Please reproduce the lines verbatim, starting at the line that contains "For every button, label, input, icon, or" and ending at the line that contains "prevalence-subheading: （一）患病率 [194,782,342,808]".

Data supplied:

......

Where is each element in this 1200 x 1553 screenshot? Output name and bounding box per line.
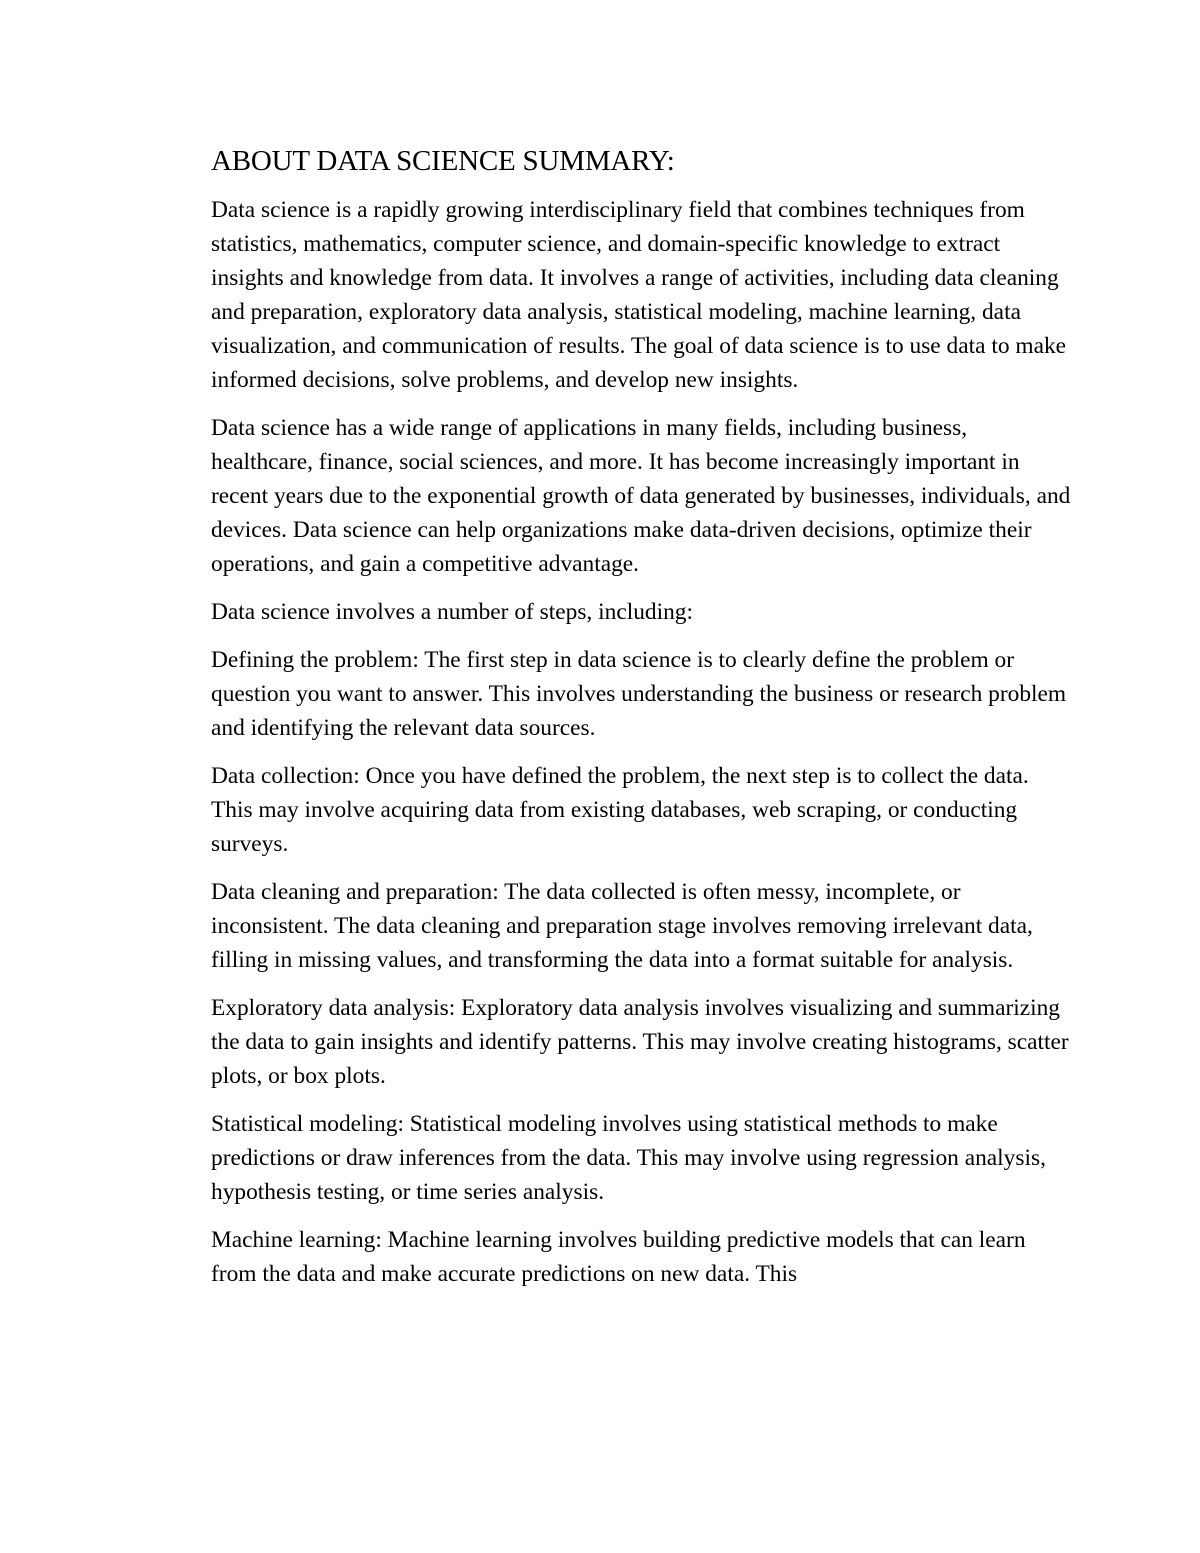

......

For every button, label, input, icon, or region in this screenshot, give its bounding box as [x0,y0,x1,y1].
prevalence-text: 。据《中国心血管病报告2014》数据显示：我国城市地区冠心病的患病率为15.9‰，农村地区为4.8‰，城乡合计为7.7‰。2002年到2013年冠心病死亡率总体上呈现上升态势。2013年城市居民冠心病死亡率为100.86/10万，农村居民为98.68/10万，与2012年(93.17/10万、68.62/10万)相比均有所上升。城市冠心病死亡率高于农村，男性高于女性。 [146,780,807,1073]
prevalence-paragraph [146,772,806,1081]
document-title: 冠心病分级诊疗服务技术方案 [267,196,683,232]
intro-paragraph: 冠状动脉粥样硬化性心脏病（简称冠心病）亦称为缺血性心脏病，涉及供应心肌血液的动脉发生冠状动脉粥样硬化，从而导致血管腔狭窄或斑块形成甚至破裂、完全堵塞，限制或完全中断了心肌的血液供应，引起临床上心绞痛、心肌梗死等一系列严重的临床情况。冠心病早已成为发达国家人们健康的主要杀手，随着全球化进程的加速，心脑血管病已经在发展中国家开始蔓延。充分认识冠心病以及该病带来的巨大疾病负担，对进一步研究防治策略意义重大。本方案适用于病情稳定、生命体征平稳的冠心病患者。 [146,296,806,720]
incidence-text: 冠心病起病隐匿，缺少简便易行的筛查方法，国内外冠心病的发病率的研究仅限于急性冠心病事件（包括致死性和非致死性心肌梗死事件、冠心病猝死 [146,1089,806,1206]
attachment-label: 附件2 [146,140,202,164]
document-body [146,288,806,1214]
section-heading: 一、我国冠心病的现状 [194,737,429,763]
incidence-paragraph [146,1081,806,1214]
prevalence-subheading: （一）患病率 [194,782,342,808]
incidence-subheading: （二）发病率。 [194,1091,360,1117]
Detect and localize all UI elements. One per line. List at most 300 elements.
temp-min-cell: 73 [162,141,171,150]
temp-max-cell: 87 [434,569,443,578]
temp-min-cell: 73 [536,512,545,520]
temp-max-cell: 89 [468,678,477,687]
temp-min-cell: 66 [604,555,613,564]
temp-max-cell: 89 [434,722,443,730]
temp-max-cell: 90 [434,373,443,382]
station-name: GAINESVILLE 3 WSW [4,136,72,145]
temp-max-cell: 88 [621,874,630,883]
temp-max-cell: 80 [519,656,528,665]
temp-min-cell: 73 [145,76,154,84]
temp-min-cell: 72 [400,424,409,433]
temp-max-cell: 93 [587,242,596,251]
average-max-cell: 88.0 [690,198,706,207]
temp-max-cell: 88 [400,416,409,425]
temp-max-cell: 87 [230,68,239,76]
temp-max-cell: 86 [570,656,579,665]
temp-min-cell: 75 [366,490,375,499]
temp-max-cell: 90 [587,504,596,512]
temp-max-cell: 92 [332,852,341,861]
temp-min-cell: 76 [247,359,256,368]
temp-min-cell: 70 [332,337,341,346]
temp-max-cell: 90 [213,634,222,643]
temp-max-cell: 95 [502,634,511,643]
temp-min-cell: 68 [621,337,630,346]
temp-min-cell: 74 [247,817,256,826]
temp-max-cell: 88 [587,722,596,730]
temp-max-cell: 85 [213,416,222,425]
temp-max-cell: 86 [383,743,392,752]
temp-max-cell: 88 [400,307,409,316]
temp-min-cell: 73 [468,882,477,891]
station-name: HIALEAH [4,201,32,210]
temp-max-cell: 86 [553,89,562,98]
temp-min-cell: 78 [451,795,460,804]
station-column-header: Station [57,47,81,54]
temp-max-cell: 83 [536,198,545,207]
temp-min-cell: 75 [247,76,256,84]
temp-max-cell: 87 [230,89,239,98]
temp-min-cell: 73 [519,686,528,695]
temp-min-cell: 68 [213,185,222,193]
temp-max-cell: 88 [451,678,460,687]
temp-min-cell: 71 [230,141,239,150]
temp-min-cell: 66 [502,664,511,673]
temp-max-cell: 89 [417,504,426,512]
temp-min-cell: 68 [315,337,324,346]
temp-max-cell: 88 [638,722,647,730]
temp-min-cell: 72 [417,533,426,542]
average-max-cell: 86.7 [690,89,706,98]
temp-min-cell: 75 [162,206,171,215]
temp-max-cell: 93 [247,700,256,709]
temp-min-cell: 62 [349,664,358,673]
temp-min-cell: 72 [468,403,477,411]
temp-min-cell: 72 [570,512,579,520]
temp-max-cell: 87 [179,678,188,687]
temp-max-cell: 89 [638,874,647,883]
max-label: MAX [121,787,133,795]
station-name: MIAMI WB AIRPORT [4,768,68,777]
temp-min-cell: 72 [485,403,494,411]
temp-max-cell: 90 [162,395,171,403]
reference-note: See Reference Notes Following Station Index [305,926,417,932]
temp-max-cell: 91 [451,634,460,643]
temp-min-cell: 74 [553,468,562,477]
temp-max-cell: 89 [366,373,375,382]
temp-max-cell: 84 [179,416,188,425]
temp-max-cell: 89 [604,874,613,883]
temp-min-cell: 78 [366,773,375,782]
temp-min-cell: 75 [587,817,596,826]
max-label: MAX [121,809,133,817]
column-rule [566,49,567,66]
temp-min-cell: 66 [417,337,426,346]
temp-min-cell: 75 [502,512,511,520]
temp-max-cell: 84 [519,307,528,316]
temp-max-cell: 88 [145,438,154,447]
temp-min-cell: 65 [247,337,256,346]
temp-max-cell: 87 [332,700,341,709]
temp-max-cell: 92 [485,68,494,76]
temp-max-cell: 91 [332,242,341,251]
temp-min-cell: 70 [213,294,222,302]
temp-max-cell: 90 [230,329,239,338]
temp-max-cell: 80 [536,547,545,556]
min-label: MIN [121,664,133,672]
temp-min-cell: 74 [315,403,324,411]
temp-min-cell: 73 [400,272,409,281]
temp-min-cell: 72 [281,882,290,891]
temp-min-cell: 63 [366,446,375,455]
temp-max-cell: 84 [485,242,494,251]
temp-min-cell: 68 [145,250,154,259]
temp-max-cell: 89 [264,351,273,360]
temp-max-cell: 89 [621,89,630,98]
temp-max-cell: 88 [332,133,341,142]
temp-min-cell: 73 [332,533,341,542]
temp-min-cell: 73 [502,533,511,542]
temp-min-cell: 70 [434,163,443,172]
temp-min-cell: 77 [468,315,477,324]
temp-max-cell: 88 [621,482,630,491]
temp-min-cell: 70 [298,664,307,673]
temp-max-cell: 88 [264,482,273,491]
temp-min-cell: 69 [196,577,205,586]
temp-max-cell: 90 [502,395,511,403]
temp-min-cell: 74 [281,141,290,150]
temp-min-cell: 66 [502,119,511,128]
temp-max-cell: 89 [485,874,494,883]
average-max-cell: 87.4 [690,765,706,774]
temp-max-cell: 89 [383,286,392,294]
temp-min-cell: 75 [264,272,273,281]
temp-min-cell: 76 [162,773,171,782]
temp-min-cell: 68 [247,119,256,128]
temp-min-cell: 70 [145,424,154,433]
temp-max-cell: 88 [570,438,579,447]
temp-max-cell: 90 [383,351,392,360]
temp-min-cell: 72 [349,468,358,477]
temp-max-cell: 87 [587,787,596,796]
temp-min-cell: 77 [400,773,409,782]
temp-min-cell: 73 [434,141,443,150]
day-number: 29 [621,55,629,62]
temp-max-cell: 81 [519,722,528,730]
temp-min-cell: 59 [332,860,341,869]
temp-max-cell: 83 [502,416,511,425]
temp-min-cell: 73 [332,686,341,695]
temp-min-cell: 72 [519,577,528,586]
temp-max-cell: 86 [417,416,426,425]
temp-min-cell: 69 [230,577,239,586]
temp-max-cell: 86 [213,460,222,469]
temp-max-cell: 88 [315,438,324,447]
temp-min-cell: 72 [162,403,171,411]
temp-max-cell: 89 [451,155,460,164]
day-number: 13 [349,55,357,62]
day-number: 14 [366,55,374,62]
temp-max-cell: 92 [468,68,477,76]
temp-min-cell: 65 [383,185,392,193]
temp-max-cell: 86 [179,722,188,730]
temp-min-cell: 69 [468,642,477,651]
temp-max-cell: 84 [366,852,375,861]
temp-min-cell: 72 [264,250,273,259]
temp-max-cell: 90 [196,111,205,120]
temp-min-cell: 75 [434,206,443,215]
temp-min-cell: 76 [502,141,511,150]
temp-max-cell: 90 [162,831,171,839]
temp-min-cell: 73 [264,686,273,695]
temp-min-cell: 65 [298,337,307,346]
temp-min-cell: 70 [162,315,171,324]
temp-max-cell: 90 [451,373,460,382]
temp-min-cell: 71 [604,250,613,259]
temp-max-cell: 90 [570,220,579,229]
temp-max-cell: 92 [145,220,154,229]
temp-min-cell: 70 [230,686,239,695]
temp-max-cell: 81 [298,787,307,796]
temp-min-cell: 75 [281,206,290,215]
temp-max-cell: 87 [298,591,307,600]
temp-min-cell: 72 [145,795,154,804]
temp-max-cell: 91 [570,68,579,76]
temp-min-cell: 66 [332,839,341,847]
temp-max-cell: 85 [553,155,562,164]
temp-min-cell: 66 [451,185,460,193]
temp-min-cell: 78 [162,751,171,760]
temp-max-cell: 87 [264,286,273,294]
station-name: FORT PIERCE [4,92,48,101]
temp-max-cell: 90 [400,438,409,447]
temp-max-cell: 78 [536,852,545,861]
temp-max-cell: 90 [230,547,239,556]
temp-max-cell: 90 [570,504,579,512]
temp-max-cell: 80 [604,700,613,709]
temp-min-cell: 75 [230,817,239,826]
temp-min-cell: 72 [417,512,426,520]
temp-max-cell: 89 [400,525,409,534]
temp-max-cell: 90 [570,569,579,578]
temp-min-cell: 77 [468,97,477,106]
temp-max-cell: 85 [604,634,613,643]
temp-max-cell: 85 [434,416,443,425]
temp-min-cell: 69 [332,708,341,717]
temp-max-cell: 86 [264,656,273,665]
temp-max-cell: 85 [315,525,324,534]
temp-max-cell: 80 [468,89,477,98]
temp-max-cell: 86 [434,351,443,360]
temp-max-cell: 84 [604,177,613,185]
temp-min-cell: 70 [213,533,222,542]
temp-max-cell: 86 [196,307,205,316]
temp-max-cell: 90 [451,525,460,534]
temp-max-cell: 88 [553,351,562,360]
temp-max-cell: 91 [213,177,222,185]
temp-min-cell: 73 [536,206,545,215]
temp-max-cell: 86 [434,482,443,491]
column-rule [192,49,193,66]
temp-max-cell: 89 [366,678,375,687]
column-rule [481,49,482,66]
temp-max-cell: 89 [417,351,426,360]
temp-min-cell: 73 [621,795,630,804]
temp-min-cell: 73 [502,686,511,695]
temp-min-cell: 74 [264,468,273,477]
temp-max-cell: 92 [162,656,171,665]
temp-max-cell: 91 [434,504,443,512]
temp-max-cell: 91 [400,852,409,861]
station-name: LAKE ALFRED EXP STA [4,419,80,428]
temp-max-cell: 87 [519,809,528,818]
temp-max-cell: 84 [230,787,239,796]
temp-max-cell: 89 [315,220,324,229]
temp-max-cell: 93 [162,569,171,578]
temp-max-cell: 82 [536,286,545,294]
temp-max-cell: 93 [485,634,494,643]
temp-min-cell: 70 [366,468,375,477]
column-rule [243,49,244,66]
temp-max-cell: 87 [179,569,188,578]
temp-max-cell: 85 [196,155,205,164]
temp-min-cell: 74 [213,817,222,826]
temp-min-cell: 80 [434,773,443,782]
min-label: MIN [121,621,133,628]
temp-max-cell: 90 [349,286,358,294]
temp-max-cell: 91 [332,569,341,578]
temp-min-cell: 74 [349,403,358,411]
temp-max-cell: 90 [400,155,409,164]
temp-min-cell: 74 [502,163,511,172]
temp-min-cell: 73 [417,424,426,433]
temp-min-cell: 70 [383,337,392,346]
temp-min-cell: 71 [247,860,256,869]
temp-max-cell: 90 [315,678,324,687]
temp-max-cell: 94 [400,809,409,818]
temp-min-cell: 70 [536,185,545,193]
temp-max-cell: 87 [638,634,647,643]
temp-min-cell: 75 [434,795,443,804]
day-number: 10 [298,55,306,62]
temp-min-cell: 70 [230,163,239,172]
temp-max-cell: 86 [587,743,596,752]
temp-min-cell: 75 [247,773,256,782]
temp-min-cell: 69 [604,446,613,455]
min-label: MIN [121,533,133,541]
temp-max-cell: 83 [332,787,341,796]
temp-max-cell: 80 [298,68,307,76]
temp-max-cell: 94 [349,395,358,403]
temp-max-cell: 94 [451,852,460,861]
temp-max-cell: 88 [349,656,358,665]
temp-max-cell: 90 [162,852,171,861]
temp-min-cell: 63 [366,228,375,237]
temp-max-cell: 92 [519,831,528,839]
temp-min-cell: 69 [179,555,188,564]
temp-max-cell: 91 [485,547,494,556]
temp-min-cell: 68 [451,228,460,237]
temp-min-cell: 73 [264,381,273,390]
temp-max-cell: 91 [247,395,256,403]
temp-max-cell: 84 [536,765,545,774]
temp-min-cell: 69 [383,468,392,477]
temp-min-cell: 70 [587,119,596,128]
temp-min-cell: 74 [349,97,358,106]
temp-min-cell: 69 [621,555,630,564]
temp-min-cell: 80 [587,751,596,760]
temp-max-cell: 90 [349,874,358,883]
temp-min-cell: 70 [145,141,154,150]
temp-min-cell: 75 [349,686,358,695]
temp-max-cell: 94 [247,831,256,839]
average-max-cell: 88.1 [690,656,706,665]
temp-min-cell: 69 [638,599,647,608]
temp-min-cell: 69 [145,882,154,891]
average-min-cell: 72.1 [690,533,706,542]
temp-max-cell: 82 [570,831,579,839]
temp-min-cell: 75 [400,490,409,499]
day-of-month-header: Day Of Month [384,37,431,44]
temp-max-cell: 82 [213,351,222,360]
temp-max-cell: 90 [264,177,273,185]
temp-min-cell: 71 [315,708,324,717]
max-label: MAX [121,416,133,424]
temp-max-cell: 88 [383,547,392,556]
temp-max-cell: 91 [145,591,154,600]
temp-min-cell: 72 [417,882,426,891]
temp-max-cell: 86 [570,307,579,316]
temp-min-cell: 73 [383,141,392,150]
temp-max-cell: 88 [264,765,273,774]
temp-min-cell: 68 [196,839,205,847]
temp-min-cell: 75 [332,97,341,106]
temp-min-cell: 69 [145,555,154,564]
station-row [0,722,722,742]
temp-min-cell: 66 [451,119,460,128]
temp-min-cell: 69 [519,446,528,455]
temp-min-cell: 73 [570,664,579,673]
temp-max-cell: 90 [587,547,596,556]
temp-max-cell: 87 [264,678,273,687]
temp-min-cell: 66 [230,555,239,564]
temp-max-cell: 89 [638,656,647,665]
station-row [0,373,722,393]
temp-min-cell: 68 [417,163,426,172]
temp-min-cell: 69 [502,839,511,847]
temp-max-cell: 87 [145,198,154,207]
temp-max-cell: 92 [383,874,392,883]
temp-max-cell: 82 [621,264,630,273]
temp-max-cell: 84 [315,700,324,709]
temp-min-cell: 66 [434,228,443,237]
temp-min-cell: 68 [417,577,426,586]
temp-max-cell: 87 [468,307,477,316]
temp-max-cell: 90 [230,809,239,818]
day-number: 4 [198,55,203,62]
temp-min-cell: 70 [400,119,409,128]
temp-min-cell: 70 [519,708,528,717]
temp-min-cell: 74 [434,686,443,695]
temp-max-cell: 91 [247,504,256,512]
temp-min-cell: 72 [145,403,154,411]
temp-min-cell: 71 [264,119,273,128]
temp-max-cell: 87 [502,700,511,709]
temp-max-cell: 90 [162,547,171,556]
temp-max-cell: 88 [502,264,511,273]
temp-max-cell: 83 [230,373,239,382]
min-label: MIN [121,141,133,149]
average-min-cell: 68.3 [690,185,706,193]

......

Correct answer:
For every button, label, input, icon, or region in this screenshot, give its bounding box as [x0,y0,x1,y1].
prevalence-text: 。据《中国心血管病报告2014》数据显示：我国城市地区冠心病的患病率为15.9‰，农村地区为4.8‰，城乡合计为7.7‰。2002年到2013年冠心病死亡率总体上呈现上升态势。2013年城市居民冠心病死亡率为100.86/10万，农村居民为98.68/10万，与2012年(93.17/10万、68.62/10万)相比均有所上升。城市冠心病死亡率高于农村，男性高于女性。 [146,780,807,1073]
prevalence-paragraph [146,772,806,1081]
document-title: 冠心病分级诊疗服务技术方案 [267,196,683,232]
intro-paragraph: 冠状动脉粥样硬化性心脏病（简称冠心病）亦称为缺血性心脏病，涉及供应心肌血液的动脉发生冠状动脉粥样硬化，从而导致血管腔狭窄或斑块形成甚至破裂、完全堵塞，限制或完全中断了心肌的血液供应，引起临床上心绞痛、心肌梗死等一系列严重的临床情况。冠心病早已成为发达国家人们健康的主要杀手，随着全球化进程的加速，心脑血管病已经在发展中国家开始蔓延。充分认识冠心病以及该病带来的巨大疾病负担，对进一步研究防治策略意义重大。本方案适用于病情稳定、生命体征平稳的冠心病患者。 [146,296,806,720]
incidence-text: 冠心病起病隐匿，缺少简便易行的筛查方法，国内外冠心病的发病率的研究仅限于急性冠心病事件（包括致死性和非致死性心肌梗死事件、冠心病猝死 [146,1089,806,1206]
attachment-label: 附件2 [146,140,202,164]
document-body [146,288,806,1214]
section-heading: 一、我国冠心病的现状 [194,737,429,763]
incidence-paragraph [146,1081,806,1214]
prevalence-subheading: （一）患病率 [194,782,342,808]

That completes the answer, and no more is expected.